**STATED TASK:**
Extract every record, exactly as written, and ignore the pictures.

[Excerpt from a dataset]
....................

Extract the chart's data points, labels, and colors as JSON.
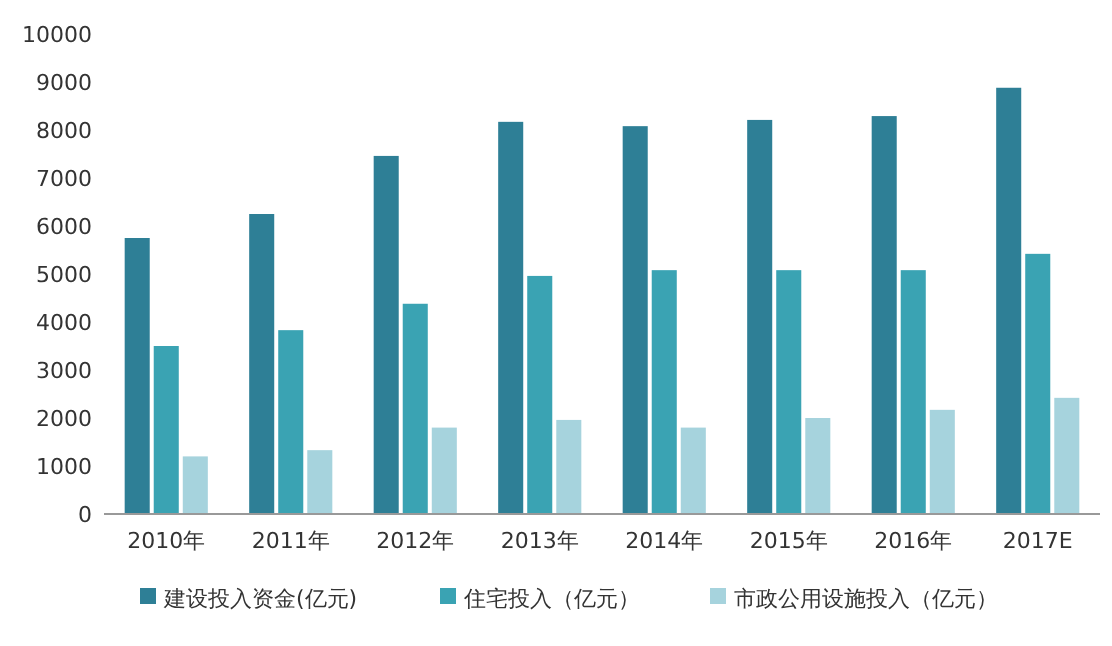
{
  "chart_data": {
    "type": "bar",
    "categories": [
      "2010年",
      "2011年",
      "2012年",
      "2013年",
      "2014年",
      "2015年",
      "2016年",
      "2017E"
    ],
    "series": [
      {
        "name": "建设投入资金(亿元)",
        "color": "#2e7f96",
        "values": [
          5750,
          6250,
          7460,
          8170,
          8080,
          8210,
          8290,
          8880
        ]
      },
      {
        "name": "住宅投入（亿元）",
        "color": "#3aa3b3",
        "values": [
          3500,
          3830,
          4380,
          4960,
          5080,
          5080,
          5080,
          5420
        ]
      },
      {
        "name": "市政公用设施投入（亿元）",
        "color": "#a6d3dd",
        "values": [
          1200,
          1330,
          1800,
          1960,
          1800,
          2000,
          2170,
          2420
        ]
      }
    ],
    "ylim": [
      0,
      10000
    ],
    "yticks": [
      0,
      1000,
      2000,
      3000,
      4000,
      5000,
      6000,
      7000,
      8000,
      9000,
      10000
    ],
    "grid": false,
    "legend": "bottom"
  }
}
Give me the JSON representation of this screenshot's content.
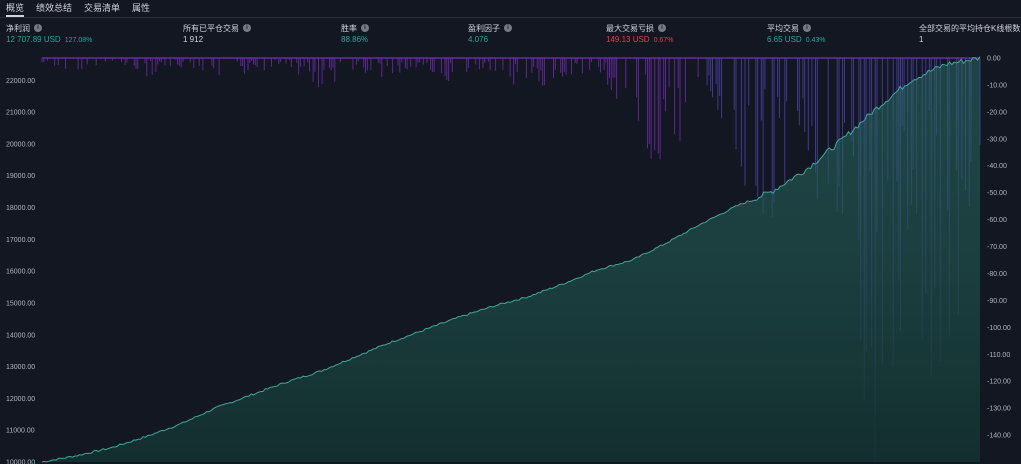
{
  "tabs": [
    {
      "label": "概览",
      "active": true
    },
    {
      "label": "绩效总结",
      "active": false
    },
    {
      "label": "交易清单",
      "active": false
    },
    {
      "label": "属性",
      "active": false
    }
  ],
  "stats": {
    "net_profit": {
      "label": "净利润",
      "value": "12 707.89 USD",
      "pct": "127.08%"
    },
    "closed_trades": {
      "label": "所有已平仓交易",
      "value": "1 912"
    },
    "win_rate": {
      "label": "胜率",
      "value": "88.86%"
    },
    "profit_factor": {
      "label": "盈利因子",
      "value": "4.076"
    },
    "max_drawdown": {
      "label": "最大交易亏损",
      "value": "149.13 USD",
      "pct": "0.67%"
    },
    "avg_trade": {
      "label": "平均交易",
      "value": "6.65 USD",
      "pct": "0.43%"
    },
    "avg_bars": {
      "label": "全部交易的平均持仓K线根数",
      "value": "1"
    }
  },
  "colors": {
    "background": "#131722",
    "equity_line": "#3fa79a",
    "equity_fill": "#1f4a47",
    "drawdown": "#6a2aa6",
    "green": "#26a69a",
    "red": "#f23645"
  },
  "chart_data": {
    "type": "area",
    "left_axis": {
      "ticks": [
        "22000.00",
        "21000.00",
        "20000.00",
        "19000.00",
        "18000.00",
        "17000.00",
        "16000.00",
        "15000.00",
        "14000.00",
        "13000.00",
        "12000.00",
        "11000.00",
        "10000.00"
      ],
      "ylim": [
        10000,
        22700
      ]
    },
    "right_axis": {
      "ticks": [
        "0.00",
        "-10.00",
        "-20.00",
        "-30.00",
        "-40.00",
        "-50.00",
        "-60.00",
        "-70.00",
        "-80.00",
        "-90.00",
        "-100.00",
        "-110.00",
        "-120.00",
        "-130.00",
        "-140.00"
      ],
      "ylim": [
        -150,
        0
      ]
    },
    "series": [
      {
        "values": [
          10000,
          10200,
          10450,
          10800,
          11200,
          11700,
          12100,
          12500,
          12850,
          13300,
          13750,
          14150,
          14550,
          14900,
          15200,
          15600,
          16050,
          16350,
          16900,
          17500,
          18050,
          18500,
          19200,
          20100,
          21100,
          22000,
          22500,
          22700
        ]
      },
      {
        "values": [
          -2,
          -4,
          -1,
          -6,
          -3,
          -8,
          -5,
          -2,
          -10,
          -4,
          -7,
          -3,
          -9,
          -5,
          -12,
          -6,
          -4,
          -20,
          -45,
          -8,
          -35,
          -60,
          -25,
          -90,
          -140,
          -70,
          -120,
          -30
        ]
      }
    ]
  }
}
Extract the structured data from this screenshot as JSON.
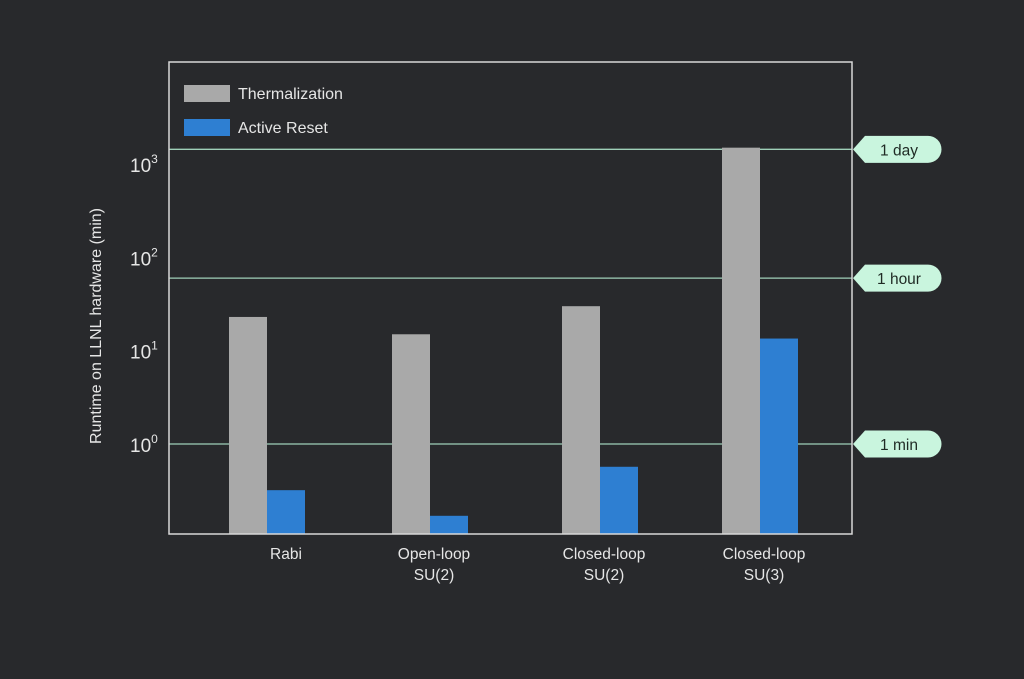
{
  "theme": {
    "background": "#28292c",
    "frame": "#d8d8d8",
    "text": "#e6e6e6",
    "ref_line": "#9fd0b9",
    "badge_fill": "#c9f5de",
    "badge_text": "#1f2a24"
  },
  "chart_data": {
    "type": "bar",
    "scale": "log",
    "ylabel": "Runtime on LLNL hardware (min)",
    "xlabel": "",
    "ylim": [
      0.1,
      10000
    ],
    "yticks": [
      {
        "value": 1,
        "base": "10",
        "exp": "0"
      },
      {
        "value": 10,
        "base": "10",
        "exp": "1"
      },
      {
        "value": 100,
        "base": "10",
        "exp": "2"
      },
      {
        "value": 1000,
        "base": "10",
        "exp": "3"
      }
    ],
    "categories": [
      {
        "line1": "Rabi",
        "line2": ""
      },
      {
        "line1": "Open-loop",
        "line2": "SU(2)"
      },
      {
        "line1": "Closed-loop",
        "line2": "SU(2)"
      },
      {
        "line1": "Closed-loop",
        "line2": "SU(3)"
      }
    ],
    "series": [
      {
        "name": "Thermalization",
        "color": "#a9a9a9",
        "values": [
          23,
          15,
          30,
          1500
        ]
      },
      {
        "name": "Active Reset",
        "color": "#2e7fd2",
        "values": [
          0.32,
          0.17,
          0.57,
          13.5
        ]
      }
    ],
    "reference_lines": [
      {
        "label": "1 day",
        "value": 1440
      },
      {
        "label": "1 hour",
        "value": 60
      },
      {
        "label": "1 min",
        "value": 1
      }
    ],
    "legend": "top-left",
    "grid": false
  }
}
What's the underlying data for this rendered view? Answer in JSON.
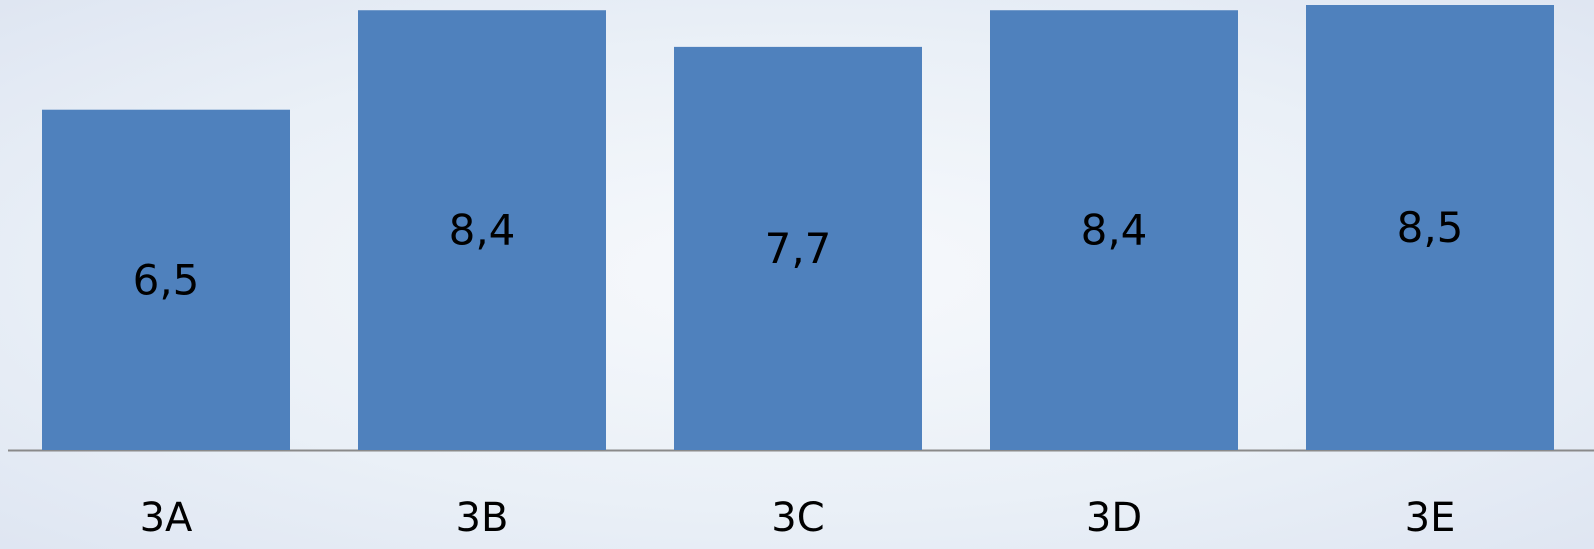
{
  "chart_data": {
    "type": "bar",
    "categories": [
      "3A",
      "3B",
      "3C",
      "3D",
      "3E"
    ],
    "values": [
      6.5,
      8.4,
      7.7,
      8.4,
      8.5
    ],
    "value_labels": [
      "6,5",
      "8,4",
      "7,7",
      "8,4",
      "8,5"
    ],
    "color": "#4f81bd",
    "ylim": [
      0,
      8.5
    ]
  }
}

....................

**WRITTEN ANSWER:**
Extract the chart's data points, labels, and colors as JSON.
{
  "chart_data": {
    "type": "bar",
    "categories": [
      "2010年",
      "2011年",
      "2012年",
      "2013年",
      "2014年",
      "2015年",
      "2016年",
      "2017E"
    ],
    "series": [
      {
        "name": "建设投入资金(亿元)",
        "color": "#2e7f96",
        "values": [
          5750,
          6250,
          7460,
          8170,
          8080,
          8210,
          8290,
          8880
        ]
      },
      {
        "name": "住宅投入（亿元）",
        "color": "#3aa3b3",
        "values": [
          3500,
          3830,
          4380,
          4960,
          5080,
          5080,
          5080,
          5420
        ]
      },
      {
        "name": "市政公用设施投入（亿元）",
        "color": "#a6d3dd",
        "values": [
          1200,
          1330,
          1800,
          1960,
          1800,
          2000,
          2170,
          2420
        ]
      }
    ],
    "ylim": [
      0,
      10000
    ],
    "yticks": [
      0,
      1000,
      2000,
      3000,
      4000,
      5000,
      6000,
      7000,
      8000,
      9000,
      10000
    ],
    "grid": false,
    "legend": "bottom"
  }
}
Give me the JSON representation of this screenshot's content.
{
  "tabs": [
    {
      "label": "概览",
      "active": true
    },
    {
      "label": "绩效总结",
      "active": false
    },
    {
      "label": "交易清单",
      "active": false
    },
    {
      "label": "属性",
      "active": false
    }
  ],
  "stats": {
    "net_profit": {
      "label": "净利润",
      "value": "12 707.89 USD",
      "pct": "127.08%"
    },
    "closed_trades": {
      "label": "所有已平仓交易",
      "value": "1 912"
    },
    "win_rate": {
      "label": "胜率",
      "value": "88.86%"
    },
    "profit_factor": {
      "label": "盈利因子",
      "value": "4.076"
    },
    "max_drawdown": {
      "label": "最大交易亏损",
      "value": "149.13 USD",
      "pct": "0.67%"
    },
    "avg_trade": {
      "label": "平均交易",
      "value": "6.65 USD",
      "pct": "0.43%"
    },
    "avg_bars": {
      "label": "全部交易的平均持仓K线根数",
      "value": "1"
    }
  },
  "colors": {
    "background": "#131722",
    "equity_line": "#3fa79a",
    "equity_fill": "#1f4a47",
    "drawdown": "#6a2aa6",
    "green": "#26a69a",
    "red": "#f23645"
  },
  "chart_data": {
    "type": "area",
    "left_axis": {
      "ticks": [
        "22000.00",
        "21000.00",
        "20000.00",
        "19000.00",
        "18000.00",
        "17000.00",
        "16000.00",
        "15000.00",
        "14000.00",
        "13000.00",
        "12000.00",
        "11000.00",
        "10000.00"
      ],
      "ylim": [
        10000,
        22700
      ]
    },
    "right_axis": {
      "ticks": [
        "0.00",
        "-10.00",
        "-20.00",
        "-30.00",
        "-40.00",
        "-50.00",
        "-60.00",
        "-70.00",
        "-80.00",
        "-90.00",
        "-100.00",
        "-110.00",
        "-120.00",
        "-130.00",
        "-140.00"
      ],
      "ylim": [
        -150,
        0
      ]
    },
    "series": [
      {
        "values": [
          10000,
          10200,
          10450,
          10800,
          11200,
          11700,
          12100,
          12500,
          12850,
          13300,
          13750,
          14150,
          14550,
          14900,
          15200,
          15600,
          16050,
          16350,
          16900,
          17500,
          18050,
          18500,
          19200,
          20100,
          21100,
          22000,
          22500,
          22700
        ]
      },
      {
        "values": [
          -2,
          -4,
          -1,
          -6,
          -3,
          -8,
          -5,
          -2,
          -10,
          -4,
          -7,
          -3,
          -9,
          -5,
          -12,
          -6,
          -4,
          -20,
          -45,
          -8,
          -35,
          -60,
          -25,
          -90,
          -140,
          -70,
          -120,
          -30
        ]
      }
    ]
  }
}
Extract the structured data from this screenshot as JSON.
{
  "theme": {
    "background": "#28292c",
    "frame": "#d8d8d8",
    "text": "#e6e6e6",
    "ref_line": "#9fd0b9",
    "badge_fill": "#c9f5de",
    "badge_text": "#1f2a24"
  },
  "chart_data": {
    "type": "bar",
    "scale": "log",
    "ylabel": "Runtime on LLNL hardware (min)",
    "xlabel": "",
    "ylim": [
      0.1,
      10000
    ],
    "yticks": [
      {
        "value": 1,
        "base": "10",
        "exp": "0"
      },
      {
        "value": 10,
        "base": "10",
        "exp": "1"
      },
      {
        "value": 100,
        "base": "10",
        "exp": "2"
      },
      {
        "value": 1000,
        "base": "10",
        "exp": "3"
      }
    ],
    "categories": [
      {
        "line1": "Rabi",
        "line2": ""
      },
      {
        "line1": "Open-loop",
        "line2": "SU(2)"
      },
      {
        "line1": "Closed-loop",
        "line2": "SU(2)"
      },
      {
        "line1": "Closed-loop",
        "line2": "SU(3)"
      }
    ],
    "series": [
      {
        "name": "Thermalization",
        "color": "#a9a9a9",
        "values": [
          23,
          15,
          30,
          1500
        ]
      },
      {
        "name": "Active Reset",
        "color": "#2e7fd2",
        "values": [
          0.32,
          0.17,
          0.57,
          13.5
        ]
      }
    ],
    "reference_lines": [
      {
        "label": "1 day",
        "value": 1440
      },
      {
        "label": "1 hour",
        "value": 60
      },
      {
        "label": "1 min",
        "value": 1
      }
    ],
    "legend": "top-left",
    "grid": false
  }
}
What's the underlying data for this rendered view? Answer in JSON.
{
  "chart_data": {
    "type": "bar",
    "categories": [
      "3A",
      "3B",
      "3C",
      "3D",
      "3E"
    ],
    "values": [
      6.5,
      8.4,
      7.7,
      8.4,
      8.5
    ],
    "value_labels": [
      "6,5",
      "8,4",
      "7,7",
      "8,4",
      "8,5"
    ],
    "color": "#4f81bd",
    "ylim": [
      0,
      8.5
    ]
  }
}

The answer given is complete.